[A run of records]
-- begin --
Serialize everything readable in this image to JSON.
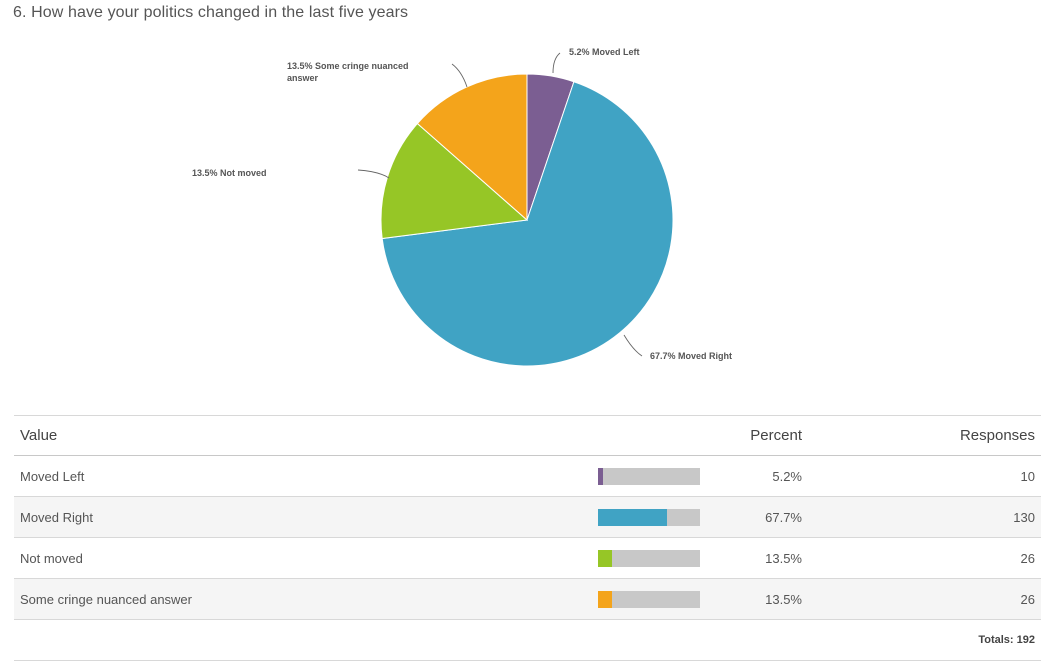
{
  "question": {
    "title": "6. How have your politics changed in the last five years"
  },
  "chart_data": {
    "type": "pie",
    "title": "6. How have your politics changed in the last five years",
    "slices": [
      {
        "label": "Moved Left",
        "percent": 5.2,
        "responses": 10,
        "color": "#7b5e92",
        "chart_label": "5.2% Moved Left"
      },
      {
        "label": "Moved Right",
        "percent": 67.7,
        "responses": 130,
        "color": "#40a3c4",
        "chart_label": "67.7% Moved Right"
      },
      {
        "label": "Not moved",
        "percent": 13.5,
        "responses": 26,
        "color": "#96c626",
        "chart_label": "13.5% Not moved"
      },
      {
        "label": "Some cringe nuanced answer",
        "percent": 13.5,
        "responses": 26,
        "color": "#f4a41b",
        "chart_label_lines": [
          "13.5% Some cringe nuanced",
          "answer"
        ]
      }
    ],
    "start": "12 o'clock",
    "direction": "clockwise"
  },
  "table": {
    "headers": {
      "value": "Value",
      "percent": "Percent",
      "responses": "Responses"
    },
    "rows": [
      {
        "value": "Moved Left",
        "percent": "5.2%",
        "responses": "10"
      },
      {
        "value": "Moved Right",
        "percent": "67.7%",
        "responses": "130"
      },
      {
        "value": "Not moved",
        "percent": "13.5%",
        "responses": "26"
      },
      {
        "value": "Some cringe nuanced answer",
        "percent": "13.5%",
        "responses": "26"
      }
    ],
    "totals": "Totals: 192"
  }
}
-- end --
-- begin --
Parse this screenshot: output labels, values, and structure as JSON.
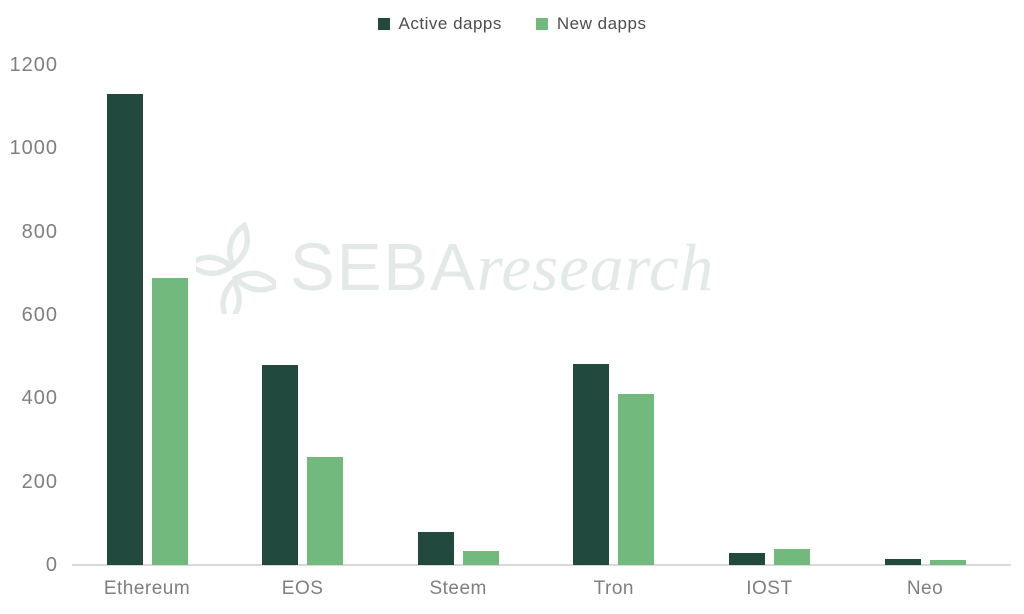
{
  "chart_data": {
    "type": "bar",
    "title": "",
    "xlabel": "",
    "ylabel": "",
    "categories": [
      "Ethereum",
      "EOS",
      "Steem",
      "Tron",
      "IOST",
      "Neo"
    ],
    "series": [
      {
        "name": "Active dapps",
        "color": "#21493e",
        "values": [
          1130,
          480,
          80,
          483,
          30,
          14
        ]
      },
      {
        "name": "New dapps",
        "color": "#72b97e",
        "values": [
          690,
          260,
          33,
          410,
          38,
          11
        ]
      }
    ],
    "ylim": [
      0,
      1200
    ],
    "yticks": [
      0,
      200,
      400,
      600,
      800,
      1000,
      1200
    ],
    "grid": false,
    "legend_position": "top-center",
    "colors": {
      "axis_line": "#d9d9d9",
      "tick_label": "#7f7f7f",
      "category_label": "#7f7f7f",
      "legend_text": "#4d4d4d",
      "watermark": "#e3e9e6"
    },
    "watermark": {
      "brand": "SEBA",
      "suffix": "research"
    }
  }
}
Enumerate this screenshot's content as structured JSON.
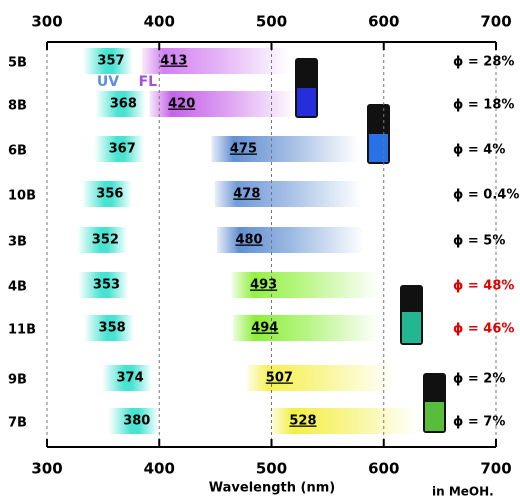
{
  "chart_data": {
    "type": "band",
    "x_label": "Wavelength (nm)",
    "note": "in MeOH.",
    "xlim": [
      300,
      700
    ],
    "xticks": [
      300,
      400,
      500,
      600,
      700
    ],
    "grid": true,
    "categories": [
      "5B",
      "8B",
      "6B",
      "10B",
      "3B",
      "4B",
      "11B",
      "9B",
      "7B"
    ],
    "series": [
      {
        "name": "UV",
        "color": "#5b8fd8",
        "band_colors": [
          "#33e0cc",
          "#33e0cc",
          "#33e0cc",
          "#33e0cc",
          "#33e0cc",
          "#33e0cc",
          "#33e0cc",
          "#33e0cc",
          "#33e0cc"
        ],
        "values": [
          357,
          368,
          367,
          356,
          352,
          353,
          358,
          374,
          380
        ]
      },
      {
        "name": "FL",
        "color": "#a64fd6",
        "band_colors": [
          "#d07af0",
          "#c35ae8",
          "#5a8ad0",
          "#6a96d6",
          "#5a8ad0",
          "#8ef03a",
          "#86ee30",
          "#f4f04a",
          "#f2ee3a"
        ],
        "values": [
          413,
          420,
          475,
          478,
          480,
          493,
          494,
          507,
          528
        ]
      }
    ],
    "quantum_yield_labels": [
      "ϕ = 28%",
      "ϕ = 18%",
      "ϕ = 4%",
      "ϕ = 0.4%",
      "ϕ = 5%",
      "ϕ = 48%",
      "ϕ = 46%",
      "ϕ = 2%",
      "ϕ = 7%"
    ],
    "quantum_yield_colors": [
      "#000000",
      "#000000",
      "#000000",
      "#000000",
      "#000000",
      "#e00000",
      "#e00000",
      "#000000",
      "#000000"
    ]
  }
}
-- end --
-- begin --
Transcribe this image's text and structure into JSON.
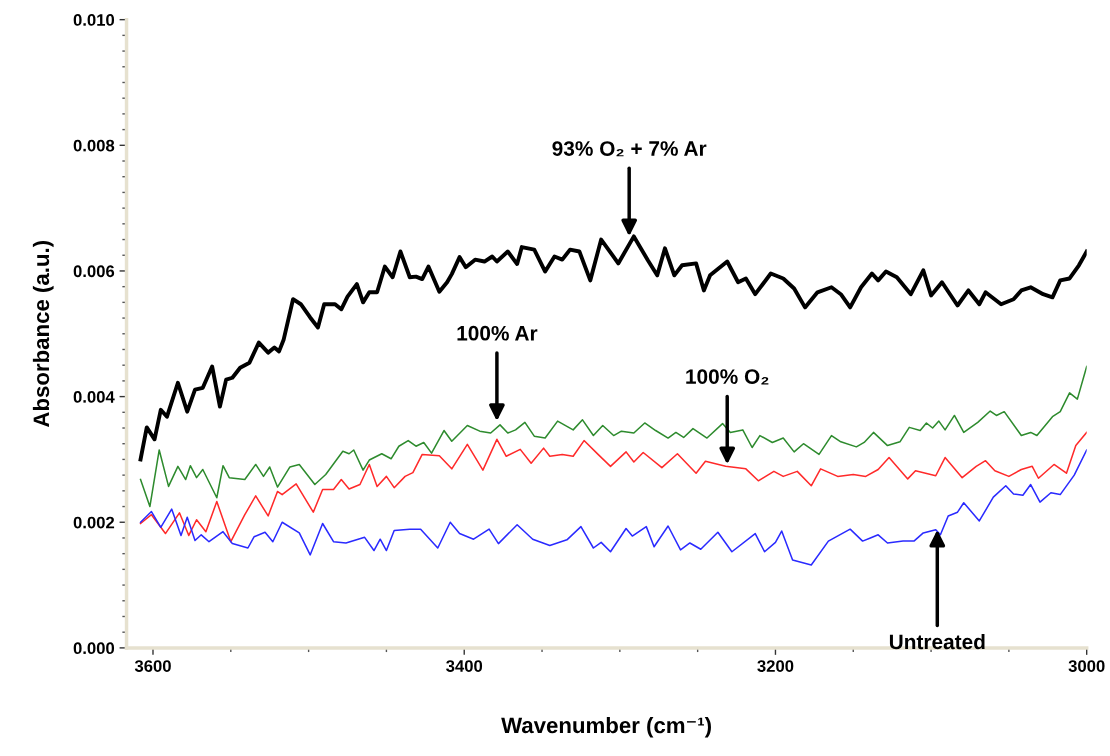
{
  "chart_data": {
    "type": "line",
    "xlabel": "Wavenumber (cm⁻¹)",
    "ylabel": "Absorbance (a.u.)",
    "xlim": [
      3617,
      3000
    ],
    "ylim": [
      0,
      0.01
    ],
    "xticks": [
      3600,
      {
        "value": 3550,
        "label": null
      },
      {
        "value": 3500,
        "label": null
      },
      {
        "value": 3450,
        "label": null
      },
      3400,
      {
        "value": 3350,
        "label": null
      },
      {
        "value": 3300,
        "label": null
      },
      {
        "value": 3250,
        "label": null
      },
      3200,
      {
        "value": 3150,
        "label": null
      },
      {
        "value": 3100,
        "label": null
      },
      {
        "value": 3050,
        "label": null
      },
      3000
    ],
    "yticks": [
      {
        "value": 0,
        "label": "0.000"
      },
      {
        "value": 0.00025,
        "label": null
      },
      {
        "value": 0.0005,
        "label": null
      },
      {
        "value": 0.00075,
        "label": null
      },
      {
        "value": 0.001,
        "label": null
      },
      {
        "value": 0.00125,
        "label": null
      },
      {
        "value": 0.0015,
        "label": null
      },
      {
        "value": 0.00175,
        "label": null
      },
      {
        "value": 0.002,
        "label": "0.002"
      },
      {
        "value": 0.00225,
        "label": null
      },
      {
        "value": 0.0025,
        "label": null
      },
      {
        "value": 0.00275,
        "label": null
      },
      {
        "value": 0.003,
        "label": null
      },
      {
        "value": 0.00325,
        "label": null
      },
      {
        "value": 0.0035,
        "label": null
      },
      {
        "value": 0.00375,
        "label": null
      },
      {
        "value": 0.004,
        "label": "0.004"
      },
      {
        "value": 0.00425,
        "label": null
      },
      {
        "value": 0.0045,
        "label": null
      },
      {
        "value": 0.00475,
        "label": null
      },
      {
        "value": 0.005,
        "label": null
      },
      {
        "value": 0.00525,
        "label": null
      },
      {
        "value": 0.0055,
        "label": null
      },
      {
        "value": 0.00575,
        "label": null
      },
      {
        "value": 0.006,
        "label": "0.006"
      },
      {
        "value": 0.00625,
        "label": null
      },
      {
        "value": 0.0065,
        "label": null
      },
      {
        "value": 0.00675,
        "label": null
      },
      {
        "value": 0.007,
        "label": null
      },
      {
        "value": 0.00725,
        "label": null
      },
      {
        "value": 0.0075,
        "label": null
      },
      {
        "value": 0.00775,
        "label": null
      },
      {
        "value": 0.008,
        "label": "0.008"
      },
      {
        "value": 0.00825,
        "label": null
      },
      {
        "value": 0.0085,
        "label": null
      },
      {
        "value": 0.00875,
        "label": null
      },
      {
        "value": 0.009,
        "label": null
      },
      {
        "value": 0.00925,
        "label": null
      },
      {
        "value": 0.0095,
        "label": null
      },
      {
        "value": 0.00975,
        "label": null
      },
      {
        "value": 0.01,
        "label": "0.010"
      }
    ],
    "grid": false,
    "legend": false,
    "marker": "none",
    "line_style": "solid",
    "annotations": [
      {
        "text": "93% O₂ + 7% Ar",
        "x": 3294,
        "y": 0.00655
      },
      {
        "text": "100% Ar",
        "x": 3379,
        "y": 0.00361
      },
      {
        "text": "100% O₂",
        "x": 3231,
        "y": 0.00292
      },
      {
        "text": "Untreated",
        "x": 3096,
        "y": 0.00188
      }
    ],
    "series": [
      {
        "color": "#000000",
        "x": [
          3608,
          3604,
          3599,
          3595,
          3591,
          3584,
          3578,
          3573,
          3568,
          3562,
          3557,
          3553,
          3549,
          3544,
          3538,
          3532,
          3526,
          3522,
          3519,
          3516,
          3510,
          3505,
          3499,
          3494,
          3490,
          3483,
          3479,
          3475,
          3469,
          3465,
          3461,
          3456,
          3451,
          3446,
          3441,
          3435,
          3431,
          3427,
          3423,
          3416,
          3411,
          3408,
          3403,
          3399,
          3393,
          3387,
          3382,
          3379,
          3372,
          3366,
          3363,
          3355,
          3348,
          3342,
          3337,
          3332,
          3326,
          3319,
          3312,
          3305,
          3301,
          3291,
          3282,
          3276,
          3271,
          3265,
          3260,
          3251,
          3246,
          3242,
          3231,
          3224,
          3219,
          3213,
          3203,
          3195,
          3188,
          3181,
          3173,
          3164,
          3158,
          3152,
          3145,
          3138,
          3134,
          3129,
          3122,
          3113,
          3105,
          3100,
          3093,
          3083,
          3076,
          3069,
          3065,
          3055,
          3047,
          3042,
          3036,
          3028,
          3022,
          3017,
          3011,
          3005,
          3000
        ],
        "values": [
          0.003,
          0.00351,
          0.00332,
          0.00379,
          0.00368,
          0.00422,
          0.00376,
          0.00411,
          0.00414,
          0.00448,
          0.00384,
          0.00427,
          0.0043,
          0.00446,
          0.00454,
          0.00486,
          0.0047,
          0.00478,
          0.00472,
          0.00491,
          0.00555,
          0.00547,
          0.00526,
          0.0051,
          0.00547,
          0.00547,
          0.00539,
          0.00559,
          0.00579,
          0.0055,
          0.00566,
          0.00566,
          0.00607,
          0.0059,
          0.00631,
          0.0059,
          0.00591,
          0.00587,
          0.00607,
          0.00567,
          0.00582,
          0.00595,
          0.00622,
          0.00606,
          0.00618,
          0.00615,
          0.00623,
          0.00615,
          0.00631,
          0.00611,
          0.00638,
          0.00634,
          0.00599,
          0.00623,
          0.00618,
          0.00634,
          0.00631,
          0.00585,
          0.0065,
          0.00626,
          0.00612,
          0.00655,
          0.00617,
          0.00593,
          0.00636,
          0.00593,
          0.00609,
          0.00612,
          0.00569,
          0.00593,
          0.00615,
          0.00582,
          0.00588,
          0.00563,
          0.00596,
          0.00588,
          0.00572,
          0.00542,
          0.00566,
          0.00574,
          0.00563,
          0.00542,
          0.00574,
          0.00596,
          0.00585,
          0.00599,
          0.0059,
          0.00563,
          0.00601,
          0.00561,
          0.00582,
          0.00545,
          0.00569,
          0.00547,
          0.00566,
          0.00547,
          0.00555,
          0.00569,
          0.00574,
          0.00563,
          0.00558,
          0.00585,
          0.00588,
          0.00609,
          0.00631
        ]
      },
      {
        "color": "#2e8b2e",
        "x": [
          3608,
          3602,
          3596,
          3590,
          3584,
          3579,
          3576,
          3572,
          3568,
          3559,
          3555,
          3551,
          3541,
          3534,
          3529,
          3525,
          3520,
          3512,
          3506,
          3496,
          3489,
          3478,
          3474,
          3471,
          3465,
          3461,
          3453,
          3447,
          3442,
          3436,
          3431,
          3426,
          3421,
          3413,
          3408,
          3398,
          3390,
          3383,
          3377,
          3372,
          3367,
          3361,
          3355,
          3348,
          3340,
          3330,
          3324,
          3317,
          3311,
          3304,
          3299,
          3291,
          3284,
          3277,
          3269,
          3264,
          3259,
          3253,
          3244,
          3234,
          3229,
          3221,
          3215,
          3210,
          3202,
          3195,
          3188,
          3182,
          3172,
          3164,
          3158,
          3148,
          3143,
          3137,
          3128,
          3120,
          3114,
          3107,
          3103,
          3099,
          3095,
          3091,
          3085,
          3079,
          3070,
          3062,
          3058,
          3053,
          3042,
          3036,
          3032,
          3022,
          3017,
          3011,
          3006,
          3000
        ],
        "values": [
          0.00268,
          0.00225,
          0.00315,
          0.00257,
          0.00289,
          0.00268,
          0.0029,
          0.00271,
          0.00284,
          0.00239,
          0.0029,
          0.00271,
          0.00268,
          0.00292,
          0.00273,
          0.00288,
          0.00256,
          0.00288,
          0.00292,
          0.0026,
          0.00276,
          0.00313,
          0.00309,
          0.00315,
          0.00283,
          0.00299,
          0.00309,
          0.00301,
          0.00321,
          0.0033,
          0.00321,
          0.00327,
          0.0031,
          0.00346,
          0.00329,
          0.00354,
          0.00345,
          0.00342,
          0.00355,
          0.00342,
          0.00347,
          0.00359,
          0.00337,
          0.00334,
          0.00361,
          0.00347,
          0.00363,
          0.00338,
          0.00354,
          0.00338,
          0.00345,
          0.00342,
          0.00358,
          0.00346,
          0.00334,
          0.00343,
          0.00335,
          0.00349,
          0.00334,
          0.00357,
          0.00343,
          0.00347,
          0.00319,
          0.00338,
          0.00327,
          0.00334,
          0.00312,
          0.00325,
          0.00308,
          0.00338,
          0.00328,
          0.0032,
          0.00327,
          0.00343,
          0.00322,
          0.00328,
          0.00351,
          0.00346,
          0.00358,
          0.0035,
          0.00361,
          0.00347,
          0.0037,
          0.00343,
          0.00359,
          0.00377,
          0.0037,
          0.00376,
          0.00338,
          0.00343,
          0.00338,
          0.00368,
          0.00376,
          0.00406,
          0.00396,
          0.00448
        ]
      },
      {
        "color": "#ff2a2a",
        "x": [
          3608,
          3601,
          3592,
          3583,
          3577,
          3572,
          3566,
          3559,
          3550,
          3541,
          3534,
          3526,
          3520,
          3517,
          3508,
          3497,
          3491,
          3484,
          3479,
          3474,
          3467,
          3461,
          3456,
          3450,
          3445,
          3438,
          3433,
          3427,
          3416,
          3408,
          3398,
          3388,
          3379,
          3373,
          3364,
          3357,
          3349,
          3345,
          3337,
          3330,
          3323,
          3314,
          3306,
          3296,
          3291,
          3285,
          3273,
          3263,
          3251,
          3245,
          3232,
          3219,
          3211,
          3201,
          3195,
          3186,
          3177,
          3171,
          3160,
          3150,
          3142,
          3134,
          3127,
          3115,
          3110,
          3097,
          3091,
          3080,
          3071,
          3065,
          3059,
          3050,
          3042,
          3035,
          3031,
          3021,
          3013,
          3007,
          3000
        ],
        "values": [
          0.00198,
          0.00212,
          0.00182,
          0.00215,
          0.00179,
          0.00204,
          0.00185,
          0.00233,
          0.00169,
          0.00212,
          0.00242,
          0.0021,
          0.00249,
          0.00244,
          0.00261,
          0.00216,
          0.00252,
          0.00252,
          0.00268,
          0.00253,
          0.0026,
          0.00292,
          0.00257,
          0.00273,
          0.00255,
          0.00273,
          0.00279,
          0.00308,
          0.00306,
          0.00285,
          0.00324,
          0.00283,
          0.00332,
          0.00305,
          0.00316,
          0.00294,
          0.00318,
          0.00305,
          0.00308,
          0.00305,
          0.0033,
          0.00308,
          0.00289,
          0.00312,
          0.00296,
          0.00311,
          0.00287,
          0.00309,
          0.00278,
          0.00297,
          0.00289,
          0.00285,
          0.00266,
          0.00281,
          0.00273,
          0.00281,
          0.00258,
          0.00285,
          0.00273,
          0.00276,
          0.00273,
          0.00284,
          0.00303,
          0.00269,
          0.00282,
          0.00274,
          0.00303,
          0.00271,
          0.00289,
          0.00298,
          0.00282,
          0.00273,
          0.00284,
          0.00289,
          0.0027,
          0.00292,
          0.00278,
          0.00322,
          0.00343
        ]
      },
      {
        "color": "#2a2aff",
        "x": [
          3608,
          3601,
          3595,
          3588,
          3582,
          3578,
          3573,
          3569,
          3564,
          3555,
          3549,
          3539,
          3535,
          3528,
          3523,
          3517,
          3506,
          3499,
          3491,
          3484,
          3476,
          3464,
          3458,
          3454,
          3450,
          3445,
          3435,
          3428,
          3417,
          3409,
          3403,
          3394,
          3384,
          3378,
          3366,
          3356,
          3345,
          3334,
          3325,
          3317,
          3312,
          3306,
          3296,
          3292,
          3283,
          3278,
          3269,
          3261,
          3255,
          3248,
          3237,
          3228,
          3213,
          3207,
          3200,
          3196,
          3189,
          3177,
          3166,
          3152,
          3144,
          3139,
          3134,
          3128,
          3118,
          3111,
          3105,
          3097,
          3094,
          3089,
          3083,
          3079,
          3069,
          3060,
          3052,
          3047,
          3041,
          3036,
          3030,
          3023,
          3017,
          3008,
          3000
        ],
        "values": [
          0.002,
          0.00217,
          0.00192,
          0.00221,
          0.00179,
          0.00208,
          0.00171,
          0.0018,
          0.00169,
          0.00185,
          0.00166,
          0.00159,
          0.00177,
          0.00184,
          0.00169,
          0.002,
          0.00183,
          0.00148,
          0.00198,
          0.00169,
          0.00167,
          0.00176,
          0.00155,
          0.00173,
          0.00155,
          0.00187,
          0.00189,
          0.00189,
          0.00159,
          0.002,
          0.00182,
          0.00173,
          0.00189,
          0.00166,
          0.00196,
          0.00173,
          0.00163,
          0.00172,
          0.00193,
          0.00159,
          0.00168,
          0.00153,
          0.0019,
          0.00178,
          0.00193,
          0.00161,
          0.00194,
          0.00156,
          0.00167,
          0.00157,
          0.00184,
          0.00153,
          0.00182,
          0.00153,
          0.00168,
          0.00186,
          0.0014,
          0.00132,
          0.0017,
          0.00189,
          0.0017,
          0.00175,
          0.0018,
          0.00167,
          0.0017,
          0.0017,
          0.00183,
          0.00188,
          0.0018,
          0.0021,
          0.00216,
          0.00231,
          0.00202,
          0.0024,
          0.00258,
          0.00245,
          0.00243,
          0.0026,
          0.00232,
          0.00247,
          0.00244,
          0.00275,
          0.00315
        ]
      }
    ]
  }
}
-- end --
▶ [What needs to be done]:
Pick out, from the lines above, every one that contains the string "last".

▶ [Problem solution]:
    "title": "6. How have your politics changed in the last five years"
    "title": "6. How have your politics changed in the last five years",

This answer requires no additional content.